* **Exercise**
Could you return every line of the records below verbatim, with nothing added, dropped, or changed?

____________

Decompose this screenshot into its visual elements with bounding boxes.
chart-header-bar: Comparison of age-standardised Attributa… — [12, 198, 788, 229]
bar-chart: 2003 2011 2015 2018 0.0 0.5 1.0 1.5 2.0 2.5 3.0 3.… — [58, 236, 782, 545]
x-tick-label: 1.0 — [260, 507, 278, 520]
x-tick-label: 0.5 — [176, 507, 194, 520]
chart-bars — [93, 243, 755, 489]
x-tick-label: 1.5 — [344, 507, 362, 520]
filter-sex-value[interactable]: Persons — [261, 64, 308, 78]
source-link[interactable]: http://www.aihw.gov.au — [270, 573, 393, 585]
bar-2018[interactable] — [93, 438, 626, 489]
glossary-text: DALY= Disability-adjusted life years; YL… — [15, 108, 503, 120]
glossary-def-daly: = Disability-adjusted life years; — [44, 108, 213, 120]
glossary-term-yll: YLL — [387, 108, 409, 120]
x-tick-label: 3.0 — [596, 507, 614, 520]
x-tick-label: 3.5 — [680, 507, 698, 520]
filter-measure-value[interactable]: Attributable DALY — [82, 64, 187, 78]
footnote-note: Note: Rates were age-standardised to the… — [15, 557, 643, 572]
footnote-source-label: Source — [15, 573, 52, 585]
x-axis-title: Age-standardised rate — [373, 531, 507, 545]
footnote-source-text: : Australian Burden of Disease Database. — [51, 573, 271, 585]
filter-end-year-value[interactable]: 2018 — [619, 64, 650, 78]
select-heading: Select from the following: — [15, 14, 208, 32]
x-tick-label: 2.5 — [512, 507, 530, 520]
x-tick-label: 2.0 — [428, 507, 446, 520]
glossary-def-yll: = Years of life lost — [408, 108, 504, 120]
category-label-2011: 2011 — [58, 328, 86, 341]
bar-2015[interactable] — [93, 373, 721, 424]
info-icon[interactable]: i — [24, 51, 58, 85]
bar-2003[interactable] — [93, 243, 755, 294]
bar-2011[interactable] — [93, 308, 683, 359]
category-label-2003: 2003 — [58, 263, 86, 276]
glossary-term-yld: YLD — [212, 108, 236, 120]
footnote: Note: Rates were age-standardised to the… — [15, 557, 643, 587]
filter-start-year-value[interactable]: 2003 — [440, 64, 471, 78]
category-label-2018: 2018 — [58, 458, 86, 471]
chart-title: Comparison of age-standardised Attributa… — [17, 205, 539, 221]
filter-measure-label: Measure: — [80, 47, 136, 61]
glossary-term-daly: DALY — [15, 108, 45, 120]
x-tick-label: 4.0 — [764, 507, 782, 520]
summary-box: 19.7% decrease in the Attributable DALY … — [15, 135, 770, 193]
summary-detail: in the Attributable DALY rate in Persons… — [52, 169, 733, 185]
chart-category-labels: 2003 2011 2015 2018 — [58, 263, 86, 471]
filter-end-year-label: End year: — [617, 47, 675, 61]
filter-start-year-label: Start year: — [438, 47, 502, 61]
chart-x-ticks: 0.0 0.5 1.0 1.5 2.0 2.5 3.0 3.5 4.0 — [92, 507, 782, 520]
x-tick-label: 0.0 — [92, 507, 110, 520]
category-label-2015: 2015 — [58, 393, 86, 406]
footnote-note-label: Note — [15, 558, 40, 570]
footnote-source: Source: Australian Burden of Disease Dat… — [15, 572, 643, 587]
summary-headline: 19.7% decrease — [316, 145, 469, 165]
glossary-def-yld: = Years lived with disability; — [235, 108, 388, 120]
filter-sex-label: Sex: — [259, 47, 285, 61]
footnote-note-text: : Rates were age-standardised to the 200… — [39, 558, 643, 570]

____________

* **Output of the exercise**
Decompose this screenshot into its visual elements with bounding boxes.
chart-header-bar: Comparison of age-standardised Attributa… — [12, 198, 788, 229]
bar-chart: 2003 2011 2015 2018 0.0 0.5 1.0 1.5 2.0 2.5 3.0 3.… — [58, 236, 782, 545]
x-tick-label: 1.0 — [260, 507, 278, 520]
x-tick-label: 0.5 — [176, 507, 194, 520]
chart-bars — [93, 243, 755, 489]
x-tick-label: 1.5 — [344, 507, 362, 520]
filter-sex-value[interactable]: Persons — [261, 64, 308, 78]
source-link[interactable]: http://www.aihw.gov.au — [270, 573, 393, 585]
bar-2018[interactable] — [93, 438, 626, 489]
glossary-text: DALY= Disability-adjusted life years; YL… — [15, 108, 503, 120]
glossary-def-daly: = Disability-adjusted life years; — [44, 108, 213, 120]
glossary-term-yll: YLL — [387, 108, 409, 120]
x-tick-label: 3.0 — [596, 507, 614, 520]
x-tick-label: 3.5 — [680, 507, 698, 520]
filter-measure-value[interactable]: Attributable DALY — [82, 64, 187, 78]
footnote-note: Note: Rates were age-standardised to the… — [15, 557, 643, 572]
footnote-source-label: Source — [15, 573, 52, 585]
x-axis-title: Age-standardised rate — [373, 531, 507, 545]
footnote-source-text: : Australian Burden of Disease Database. — [51, 573, 271, 585]
filter-end-year-value[interactable]: 2018 — [619, 64, 650, 78]
select-heading: Select from the following: — [15, 14, 208, 32]
x-tick-label: 2.5 — [512, 507, 530, 520]
x-tick-label: 2.0 — [428, 507, 446, 520]
glossary-def-yll: = Years of life lost — [408, 108, 504, 120]
category-label-2011: 2011 — [58, 328, 86, 341]
bar-2015[interactable] — [93, 373, 721, 424]
info-icon[interactable]: i — [24, 51, 58, 85]
bar-2003[interactable] — [93, 243, 755, 294]
bar-2011[interactable] — [93, 308, 683, 359]
category-label-2003: 2003 — [58, 263, 86, 276]
glossary-term-yld: YLD — [212, 108, 236, 120]
footnote: Note: Rates were age-standardised to the… — [15, 557, 643, 587]
filter-start-year-value[interactable]: 2003 — [440, 64, 471, 78]
category-label-2018: 2018 — [58, 458, 86, 471]
chart-title: Comparison of age-standardised Attributa… — [17, 205, 539, 221]
filter-measure-label: Measure: — [80, 47, 136, 61]
glossary-term-daly: DALY — [15, 108, 45, 120]
x-tick-label: 4.0 — [764, 507, 782, 520]
summary-box: 19.7% decrease in the Attributable DALY … — [15, 135, 770, 193]
summary-detail: in the Attributable DALY rate in Persons… — [52, 169, 733, 185]
chart-category-labels: 2003 2011 2015 2018 — [58, 263, 86, 471]
filter-end-year-label: End year: — [617, 47, 675, 61]
filter-start-year-label: Start year: — [438, 47, 502, 61]
chart-x-ticks: 0.0 0.5 1.0 1.5 2.0 2.5 3.0 3.5 4.0 — [92, 507, 782, 520]
x-tick-label: 0.0 — [92, 507, 110, 520]
category-label-2015: 2015 — [58, 393, 86, 406]
footnote-note-label: Note — [15, 558, 40, 570]
footnote-source: Source: Australian Burden of Disease Dat… — [15, 572, 643, 587]
summary-headline: 19.7% decrease — [316, 145, 469, 165]
glossary-def-yld: = Years lived with disability; — [235, 108, 388, 120]
filter-sex-label: Sex: — [259, 47, 285, 61]
footnote-note-text: : Rates were age-standardised to the 200… — [39, 558, 643, 570]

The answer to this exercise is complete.